Take the entries that follow and return only the lines from the one with "Convert this document image to plain text." through the final line, leaving every picture behind.

EXERCISE INPUTS |

● ● ● ●

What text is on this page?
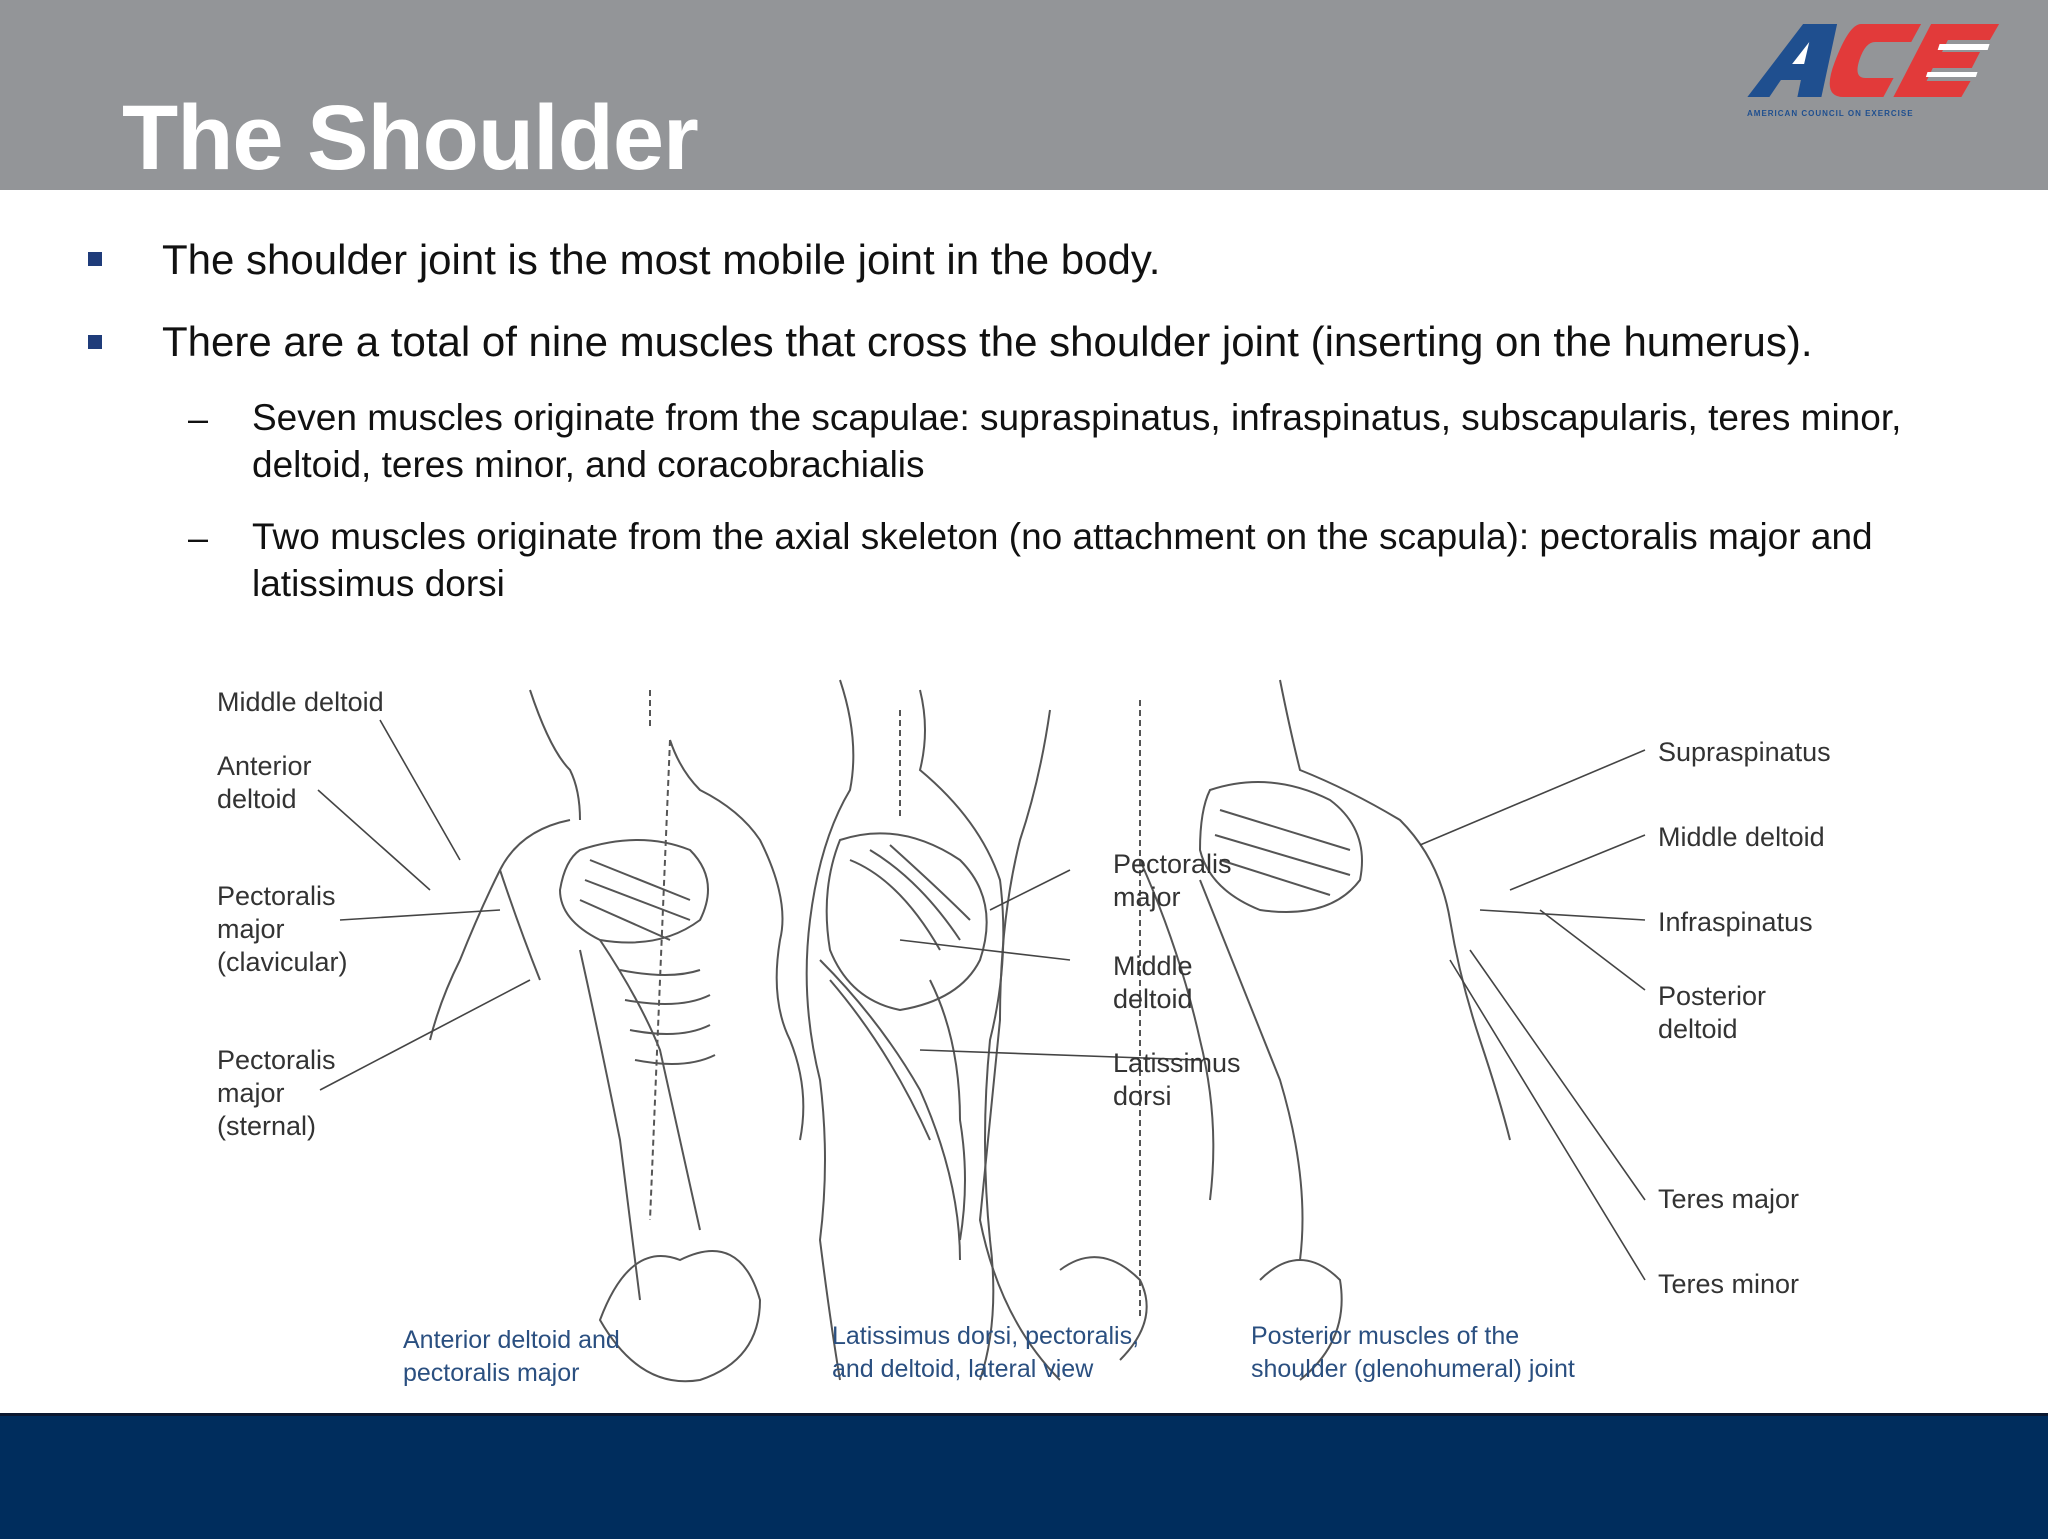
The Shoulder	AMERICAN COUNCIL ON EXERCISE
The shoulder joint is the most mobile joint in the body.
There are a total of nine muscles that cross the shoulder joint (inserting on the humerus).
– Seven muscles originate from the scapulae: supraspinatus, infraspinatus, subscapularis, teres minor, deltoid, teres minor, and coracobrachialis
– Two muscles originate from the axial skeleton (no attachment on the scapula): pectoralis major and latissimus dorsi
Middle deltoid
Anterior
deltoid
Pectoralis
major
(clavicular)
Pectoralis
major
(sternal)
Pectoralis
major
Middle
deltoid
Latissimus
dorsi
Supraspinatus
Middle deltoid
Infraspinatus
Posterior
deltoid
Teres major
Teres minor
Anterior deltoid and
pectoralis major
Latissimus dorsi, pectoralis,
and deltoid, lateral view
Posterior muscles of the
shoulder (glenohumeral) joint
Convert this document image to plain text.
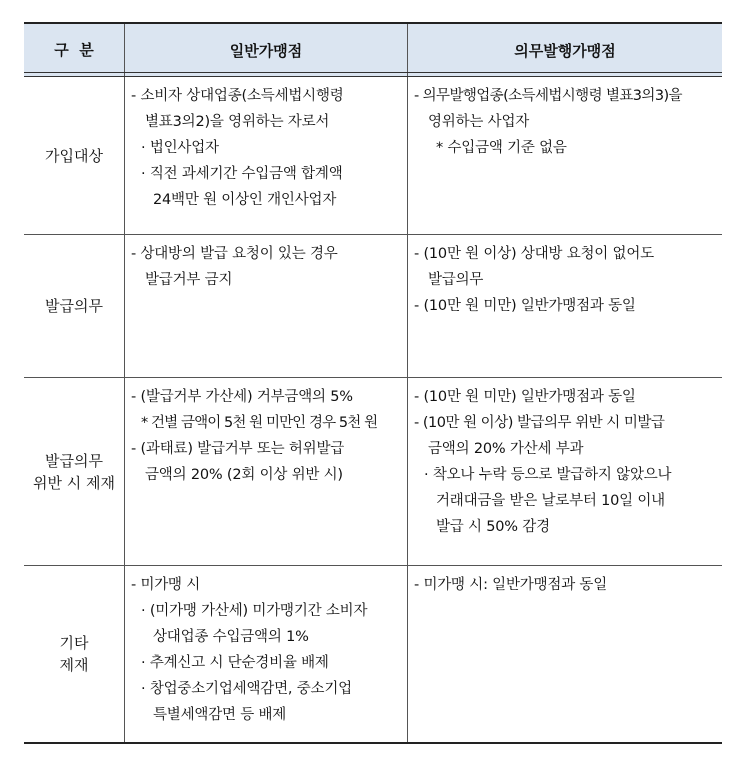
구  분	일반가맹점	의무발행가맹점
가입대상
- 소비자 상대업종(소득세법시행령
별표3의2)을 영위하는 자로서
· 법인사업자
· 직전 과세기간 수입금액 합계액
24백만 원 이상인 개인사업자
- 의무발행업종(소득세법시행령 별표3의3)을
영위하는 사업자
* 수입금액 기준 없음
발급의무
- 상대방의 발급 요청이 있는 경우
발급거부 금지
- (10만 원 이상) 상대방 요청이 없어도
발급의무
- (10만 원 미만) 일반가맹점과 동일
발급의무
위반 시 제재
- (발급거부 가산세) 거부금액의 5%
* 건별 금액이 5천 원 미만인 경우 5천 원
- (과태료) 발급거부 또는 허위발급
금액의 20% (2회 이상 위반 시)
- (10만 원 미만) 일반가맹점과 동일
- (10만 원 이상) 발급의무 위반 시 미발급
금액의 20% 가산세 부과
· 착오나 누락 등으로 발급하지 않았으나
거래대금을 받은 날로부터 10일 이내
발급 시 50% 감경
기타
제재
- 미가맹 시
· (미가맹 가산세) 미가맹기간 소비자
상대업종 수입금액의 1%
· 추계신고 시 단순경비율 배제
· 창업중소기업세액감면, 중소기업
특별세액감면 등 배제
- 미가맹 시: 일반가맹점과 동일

● ● ● ●

ANSWER FOR THIS EXERCISE |
Convert this document image to plain text.
구  분	일반가맹점	의무발행가맹점
가입대상
- 소비자 상대업종(소득세법시행령
별표3의2)을 영위하는 자로서
· 법인사업자
· 직전 과세기간 수입금액 합계액
24백만 원 이상인 개인사업자
- 의무발행업종(소득세법시행령 별표3의3)을
영위하는 사업자
* 수입금액 기준 없음
발급의무
- 상대방의 발급 요청이 있는 경우
발급거부 금지
- (10만 원 이상) 상대방 요청이 없어도
발급의무
- (10만 원 미만) 일반가맹점과 동일
발급의무
위반 시 제재
- (발급거부 가산세) 거부금액의 5%
* 건별 금액이 5천 원 미만인 경우 5천 원
- (과태료) 발급거부 또는 허위발급
금액의 20% (2회 이상 위반 시)
- (10만 원 미만) 일반가맹점과 동일
- (10만 원 이상) 발급의무 위반 시 미발급
금액의 20% 가산세 부과
· 착오나 누락 등으로 발급하지 않았으나
거래대금을 받은 날로부터 10일 이내
발급 시 50% 감경
기타
제재
- 미가맹 시
· (미가맹 가산세) 미가맹기간 소비자
상대업종 수입금액의 1%
· 추계신고 시 단순경비율 배제
· 창업중소기업세액감면, 중소기업
특별세액감면 등 배제
- 미가맹 시: 일반가맹점과 동일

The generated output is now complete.